[Challenge] State how many lines of the entries include the string "data", please, leaving out everything but the number.

○ ○ ○

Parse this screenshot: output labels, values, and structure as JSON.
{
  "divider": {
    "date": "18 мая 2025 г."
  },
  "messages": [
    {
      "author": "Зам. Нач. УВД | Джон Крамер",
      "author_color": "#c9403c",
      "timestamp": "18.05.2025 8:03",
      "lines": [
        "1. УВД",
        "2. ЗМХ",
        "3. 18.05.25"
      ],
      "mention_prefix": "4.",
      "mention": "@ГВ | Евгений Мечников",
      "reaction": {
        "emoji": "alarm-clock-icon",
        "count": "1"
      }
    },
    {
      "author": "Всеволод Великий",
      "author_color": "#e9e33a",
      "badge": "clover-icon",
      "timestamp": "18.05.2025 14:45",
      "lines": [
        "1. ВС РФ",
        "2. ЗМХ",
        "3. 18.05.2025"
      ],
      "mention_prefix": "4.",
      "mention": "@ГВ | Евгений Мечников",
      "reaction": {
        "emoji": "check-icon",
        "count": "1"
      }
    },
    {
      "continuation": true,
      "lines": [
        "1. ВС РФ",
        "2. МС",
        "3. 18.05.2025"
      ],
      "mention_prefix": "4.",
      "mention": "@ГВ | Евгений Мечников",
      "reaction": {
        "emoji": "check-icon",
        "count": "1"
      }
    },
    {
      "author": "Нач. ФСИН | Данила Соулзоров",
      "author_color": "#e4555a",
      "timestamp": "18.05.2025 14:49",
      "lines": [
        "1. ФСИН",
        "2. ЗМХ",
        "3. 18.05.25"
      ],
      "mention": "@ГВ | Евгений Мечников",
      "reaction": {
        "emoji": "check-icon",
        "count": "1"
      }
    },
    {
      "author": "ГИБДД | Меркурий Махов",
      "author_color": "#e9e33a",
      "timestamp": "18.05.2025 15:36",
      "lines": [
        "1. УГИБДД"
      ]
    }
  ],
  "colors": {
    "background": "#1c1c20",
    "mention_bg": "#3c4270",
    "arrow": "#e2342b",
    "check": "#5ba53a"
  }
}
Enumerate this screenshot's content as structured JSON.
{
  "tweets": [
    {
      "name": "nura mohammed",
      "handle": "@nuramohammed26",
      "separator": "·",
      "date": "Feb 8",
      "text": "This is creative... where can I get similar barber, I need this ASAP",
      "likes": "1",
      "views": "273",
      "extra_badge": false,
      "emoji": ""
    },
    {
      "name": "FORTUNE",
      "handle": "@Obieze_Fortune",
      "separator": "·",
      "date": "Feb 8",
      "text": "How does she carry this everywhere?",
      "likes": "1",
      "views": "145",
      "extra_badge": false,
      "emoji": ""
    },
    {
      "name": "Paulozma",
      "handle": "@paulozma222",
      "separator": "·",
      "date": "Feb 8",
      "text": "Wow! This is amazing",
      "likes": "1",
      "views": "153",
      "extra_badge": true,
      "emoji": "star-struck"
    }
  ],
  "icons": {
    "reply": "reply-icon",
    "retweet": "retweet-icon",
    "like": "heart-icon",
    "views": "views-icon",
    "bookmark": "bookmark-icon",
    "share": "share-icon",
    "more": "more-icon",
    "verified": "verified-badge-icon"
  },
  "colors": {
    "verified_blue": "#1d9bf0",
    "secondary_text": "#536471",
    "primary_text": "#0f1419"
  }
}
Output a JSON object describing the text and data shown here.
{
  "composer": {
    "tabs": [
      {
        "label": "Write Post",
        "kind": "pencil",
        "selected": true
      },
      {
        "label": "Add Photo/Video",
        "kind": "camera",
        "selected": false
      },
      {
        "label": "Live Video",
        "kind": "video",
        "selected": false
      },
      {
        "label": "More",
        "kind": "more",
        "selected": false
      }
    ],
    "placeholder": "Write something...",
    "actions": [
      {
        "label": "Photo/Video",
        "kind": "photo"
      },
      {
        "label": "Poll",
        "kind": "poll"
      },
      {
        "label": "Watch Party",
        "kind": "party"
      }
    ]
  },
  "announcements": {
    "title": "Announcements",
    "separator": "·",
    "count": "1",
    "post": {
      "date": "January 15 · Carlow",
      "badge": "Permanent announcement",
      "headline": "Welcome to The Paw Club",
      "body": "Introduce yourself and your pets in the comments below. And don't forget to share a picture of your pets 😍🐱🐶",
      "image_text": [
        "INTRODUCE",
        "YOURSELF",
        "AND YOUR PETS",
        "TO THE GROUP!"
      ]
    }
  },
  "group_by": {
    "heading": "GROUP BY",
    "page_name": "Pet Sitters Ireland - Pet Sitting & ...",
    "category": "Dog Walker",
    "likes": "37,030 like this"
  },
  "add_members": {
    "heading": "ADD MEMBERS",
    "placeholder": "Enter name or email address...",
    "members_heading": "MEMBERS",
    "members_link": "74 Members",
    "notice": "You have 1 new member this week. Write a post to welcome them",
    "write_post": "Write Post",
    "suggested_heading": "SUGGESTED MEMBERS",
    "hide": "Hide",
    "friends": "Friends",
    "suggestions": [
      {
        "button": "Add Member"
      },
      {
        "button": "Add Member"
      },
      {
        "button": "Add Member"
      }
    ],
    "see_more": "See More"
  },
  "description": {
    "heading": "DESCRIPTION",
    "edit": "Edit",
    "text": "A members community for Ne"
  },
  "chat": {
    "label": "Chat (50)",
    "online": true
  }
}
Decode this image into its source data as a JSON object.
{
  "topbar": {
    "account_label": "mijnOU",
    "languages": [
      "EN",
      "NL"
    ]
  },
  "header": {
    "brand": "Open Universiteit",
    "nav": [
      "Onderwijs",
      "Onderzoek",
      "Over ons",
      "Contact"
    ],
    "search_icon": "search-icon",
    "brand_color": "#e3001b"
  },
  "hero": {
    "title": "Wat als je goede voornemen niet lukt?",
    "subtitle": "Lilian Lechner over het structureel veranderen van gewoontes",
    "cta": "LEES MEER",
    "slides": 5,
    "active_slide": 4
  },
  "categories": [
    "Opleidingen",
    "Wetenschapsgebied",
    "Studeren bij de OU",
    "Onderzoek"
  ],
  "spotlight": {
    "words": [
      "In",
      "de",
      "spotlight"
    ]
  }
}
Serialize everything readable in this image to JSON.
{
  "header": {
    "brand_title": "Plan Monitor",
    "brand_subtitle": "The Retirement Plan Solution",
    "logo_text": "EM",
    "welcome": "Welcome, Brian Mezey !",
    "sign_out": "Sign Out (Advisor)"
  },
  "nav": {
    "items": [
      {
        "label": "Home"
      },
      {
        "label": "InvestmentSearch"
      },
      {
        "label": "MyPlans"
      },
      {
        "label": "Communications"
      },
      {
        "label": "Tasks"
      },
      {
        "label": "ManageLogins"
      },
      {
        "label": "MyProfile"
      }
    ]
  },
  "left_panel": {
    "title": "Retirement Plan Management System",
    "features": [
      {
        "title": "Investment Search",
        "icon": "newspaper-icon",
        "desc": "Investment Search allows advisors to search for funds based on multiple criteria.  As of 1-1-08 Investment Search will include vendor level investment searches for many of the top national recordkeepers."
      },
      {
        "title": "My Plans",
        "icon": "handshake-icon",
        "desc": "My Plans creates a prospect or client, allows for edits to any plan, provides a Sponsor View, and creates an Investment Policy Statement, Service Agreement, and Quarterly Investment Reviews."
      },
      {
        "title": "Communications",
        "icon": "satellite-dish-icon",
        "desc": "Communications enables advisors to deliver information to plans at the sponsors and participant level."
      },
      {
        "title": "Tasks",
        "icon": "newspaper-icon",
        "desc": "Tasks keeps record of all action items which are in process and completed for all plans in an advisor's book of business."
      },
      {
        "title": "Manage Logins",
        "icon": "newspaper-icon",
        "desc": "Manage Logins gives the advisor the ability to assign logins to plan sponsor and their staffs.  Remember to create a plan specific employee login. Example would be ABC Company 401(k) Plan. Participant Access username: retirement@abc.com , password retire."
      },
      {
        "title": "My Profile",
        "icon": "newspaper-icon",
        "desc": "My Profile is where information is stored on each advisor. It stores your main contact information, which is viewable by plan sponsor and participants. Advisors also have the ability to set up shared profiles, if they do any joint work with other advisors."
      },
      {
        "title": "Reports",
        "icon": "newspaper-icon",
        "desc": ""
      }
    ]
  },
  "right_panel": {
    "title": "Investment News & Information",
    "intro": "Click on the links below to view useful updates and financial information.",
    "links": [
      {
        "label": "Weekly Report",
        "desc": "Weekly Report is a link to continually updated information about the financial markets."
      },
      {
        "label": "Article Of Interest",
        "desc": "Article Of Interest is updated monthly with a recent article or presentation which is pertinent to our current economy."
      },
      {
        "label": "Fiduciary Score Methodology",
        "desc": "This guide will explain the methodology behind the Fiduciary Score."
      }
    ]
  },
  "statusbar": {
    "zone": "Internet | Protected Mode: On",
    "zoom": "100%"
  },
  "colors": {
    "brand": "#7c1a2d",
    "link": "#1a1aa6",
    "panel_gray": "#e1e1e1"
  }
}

○ ○ ○

[Response to this exercise] 2